• Dataset extract:
'''

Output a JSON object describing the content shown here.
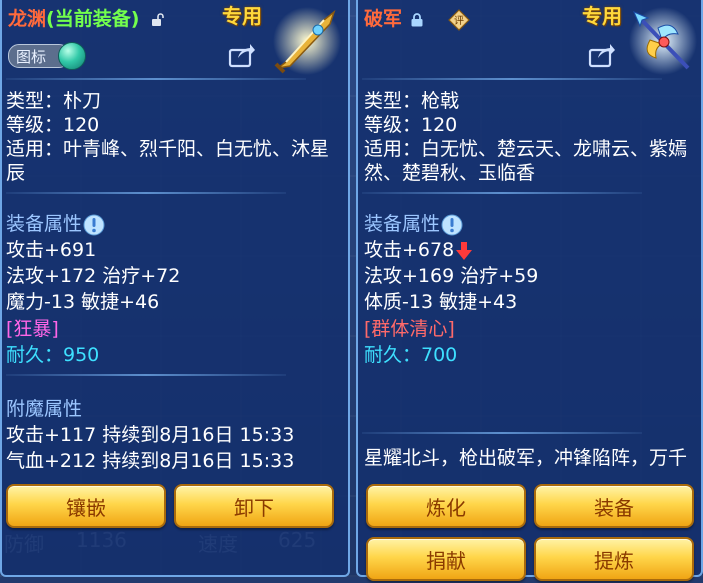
{
  "background": {
    "stat_defense_label": "防御",
    "stat_defense_value": "1136",
    "stat_speed_label": "速度",
    "stat_speed_value": "625"
  },
  "left": {
    "name": "龙渊",
    "status": "(当前装备)",
    "exclusive_tag": "专用",
    "icon_toggle_label": "图标",
    "type_line": "类型：朴刀",
    "level_line": "等级：120",
    "fit_line": "适用：叶青峰、烈千阳、白无忧、沐星辰",
    "attr_title": "装备属性",
    "stats": [
      "攻击+691",
      "法攻+172 治疗+72",
      "魔力-13 敏捷+46"
    ],
    "special": "[狂暴]",
    "durability": "耐久：950",
    "enchant_title": "附魔属性",
    "enchants": [
      "攻击+117 持续到8月16日 15:33",
      "气血+212 持续到8月16日 15:33"
    ],
    "buttons": [
      "镶嵌",
      "卸下"
    ]
  },
  "right": {
    "name": "破军",
    "exclusive_tag": "专用",
    "type_line": "类型：枪戟",
    "level_line": "等级：120",
    "fit_line": "适用：白无忧、楚云天、龙啸云、紫嫣然、楚碧秋、玉临香",
    "attr_title": "装备属性",
    "stats": [
      "攻击+678",
      "法攻+169 治疗+59",
      "体质-13 敏捷+43"
    ],
    "special": "[群体清心]",
    "durability": "耐久：700",
    "description": "星耀北斗，枪出破军，冲锋陷阵，万千壁垒",
    "buttons": [
      "炼化",
      "装备",
      "捐献",
      "提炼"
    ]
  },
  "colors": {
    "name": "#ff6a3c",
    "current_equip": "#73ff4d",
    "exclusive": "#ffd83c",
    "section_title": "#9cc6ff",
    "durability": "#3ee0ff",
    "special_left": "#ff66e8",
    "special_right": "#ff6a6a",
    "button_text": "#8a3a00"
  },
  "icons": [
    "lock-icon",
    "evaluate-icon",
    "share-icon",
    "info-icon",
    "down-arrow-icon",
    "sword-item-icon",
    "spear-item-icon"
  ]
}
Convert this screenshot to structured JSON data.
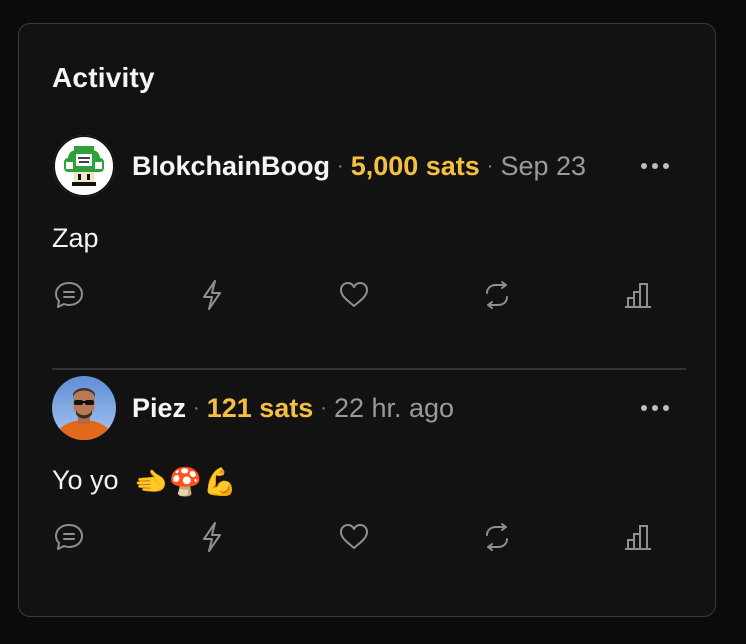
{
  "panel": {
    "title": "Activity"
  },
  "posts": [
    {
      "author": "BlokchainBoog",
      "separator1": "·",
      "sats": "5,000 sats",
      "separator2": "·",
      "time": "Sep 23",
      "content": "Zap",
      "avatar_icon": "mushroom-avatar",
      "actions": [
        "reply-icon",
        "zap-icon",
        "like-icon",
        "repost-icon",
        "stats-icon"
      ]
    },
    {
      "author": "Piez",
      "separator1": "·",
      "sats": "121 sats",
      "separator2": "·",
      "time": "22 hr. ago",
      "content": "Yo yo",
      "emojis": [
        "🫲",
        "🍄",
        "💪"
      ],
      "avatar_icon": "person-avatar",
      "actions": [
        "reply-icon",
        "zap-icon",
        "like-icon",
        "repost-icon",
        "stats-icon"
      ]
    }
  ],
  "colors": {
    "background": "#0b0b0b",
    "card": "#121212",
    "border": "#3a3a3a",
    "accent_sats": "#f5bf42",
    "text": "#f2f2f2",
    "muted": "#9a9a9a",
    "icon": "#8f8f8f"
  }
}
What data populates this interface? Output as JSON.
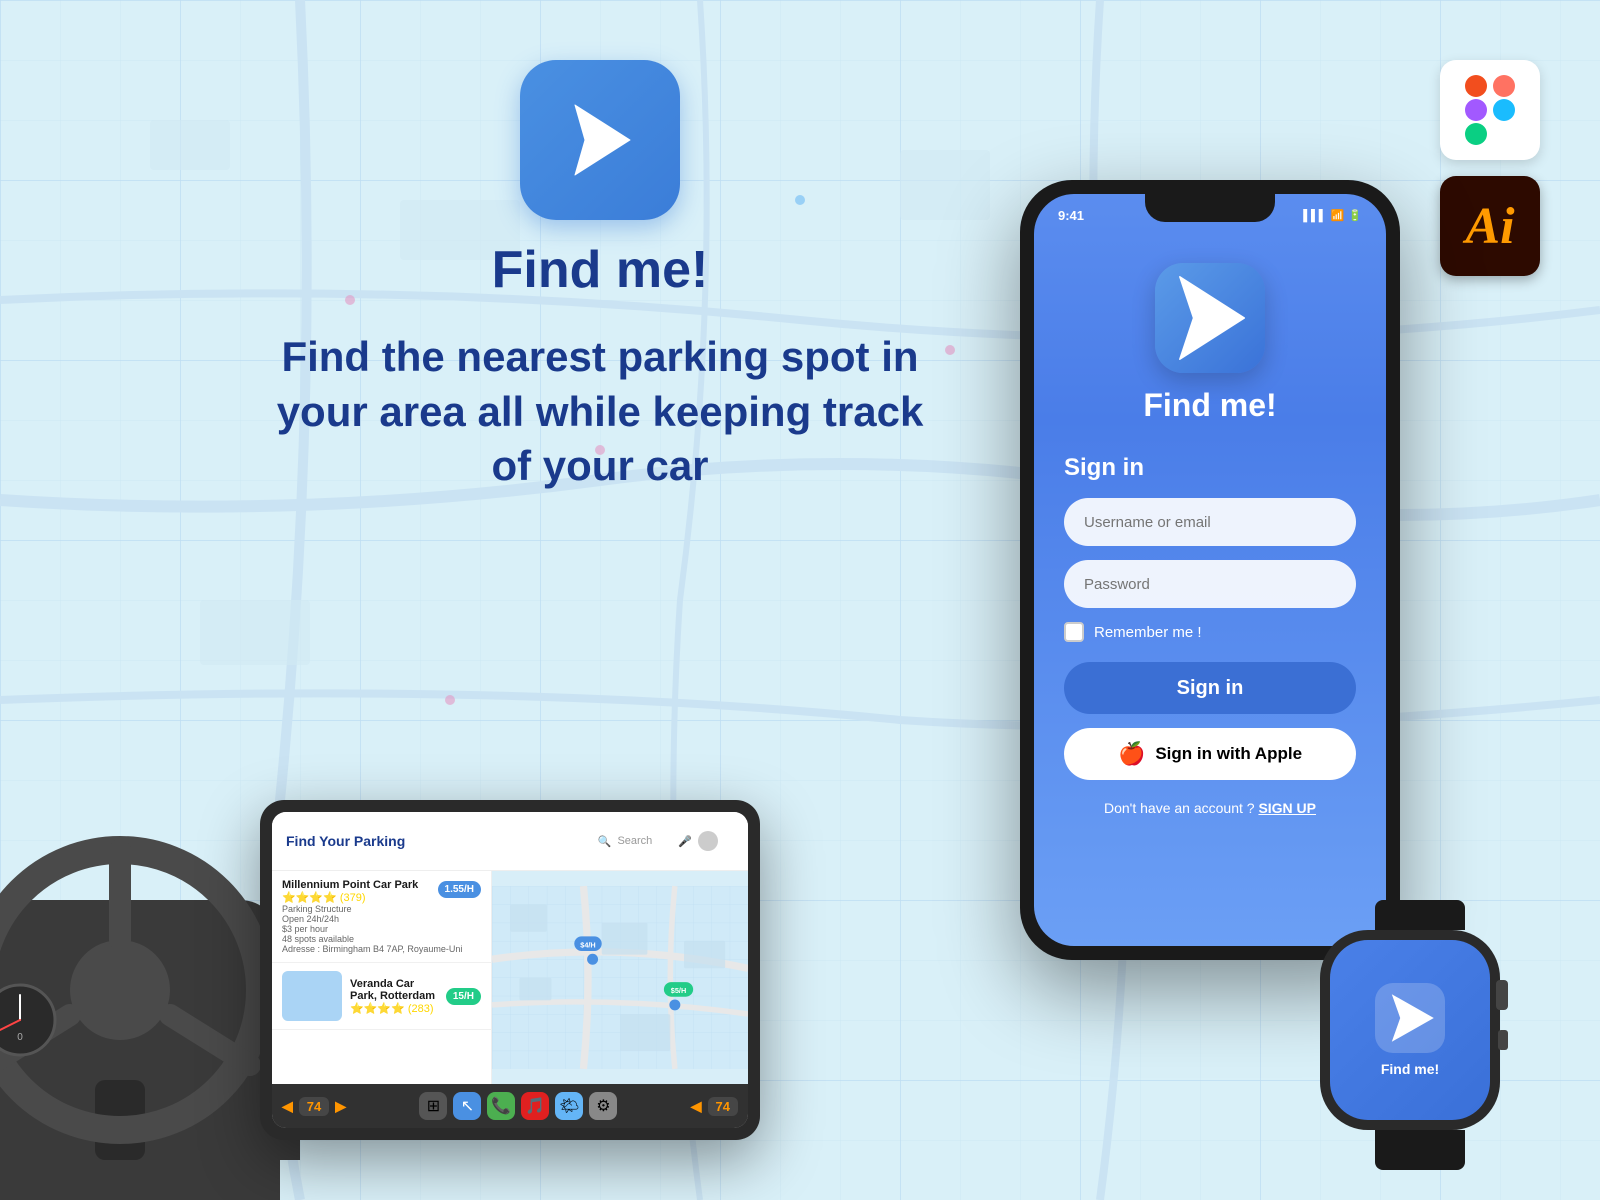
{
  "app": {
    "name": "Find me!",
    "tagline": "Find the nearest parking spot in your area all while keeping track of your car"
  },
  "phone": {
    "time": "9:41",
    "signin_title": "Sign in",
    "username_placeholder": "Username or email",
    "password_placeholder": "Password",
    "remember_label": "Remember me !",
    "signin_button": "Sign in",
    "apple_signin": "Sign in with Apple",
    "no_account_text": "Don't have an account ?",
    "signup_link": "SIGN UP"
  },
  "ipad": {
    "title": "Find Your Parking",
    "search_placeholder": "Search",
    "parking_items": [
      {
        "name": "Millennium Point Car Park",
        "type": "Parking Structure",
        "hours": "Open 24h/24h",
        "rate": "$3 per hour",
        "spots": "48 spots available",
        "address": "Addresse : Birmingham B4 7AP, Royaume-Uni",
        "rating": "4.0",
        "price": "1.55/H"
      },
      {
        "name": "Veranda Car Park, Rotterdam",
        "rating": "4.0",
        "price": "15/H"
      }
    ],
    "taskbar_number": "74"
  },
  "watch": {
    "title": "Find me!"
  },
  "tools": {
    "figma_label": "Figma",
    "ai_label": "Ai"
  }
}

'''

• What you need to do:
Collect the lines that hold "JSON".

• Exercise result:
Output a JSON object describing the content shown here.
Convert this screenshot to structured JSON data.
What data populates this interface? Output as JSON.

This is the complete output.